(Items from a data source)
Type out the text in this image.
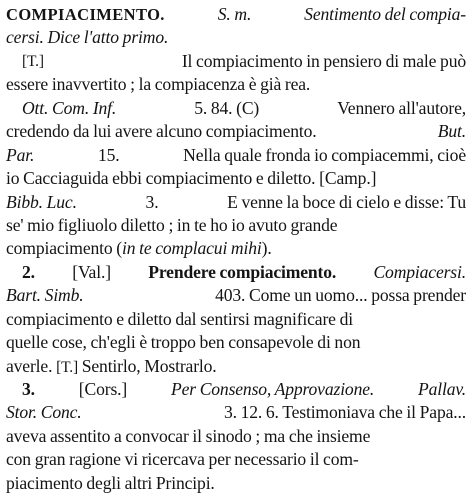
COMPIACIMENTO.	S. m.	Sentimento del compia-
cersi. Dice l'atto primo.
[T.]	Il compiacimento in pensiero di male può
essere inavvertito ; la compiacenza è già rea.
Ott. Com. Inf.	5. 84. (C)	Vennero all'autore,
credendo da lui avere alcuno compiacimento.	But.
Par.	15.	Nella quale fronda io compiacemmi, cioè
io Cacciaguida ebbi compiacimento e diletto. [Camp.]
Bibb. Luc.	3.	E venne la boce di cielo e disse: Tu
se' mio figliuolo diletto ; in te ho io avuto grande
compiacimento (in te complacui mihi).
2. [Val.] Prendere compiacimento. Compiacersi.
Bart. Simb.	403. Come un uomo... possa prender
compiacimento e diletto dal sentirsi magnificare di
quelle cose, ch'egli è troppo ben consapevole di non
averle. [T.] Sentirlo, Mostrarlo.
3. [Cors.] Per Consenso, Approvazione. Pallav.
Stor. Conc.	3. 12. 6. Testimoniava che il Papa...
aveva assentito a convocar il sinodo ; ma che insieme
con gran ragione vi ricercava per necessario il com-
piacimento degli altri Principi.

#### Exercise directions
Reproduce every line of the listing above in which the string "diletto" appears.

#### Finished exercise
io Cacciaguida ebbi compiacimento e diletto. [Camp.]
se' mio figliuolo diletto ; in te ho io avuto grande
compiacimento e diletto dal sentirsi magnificare di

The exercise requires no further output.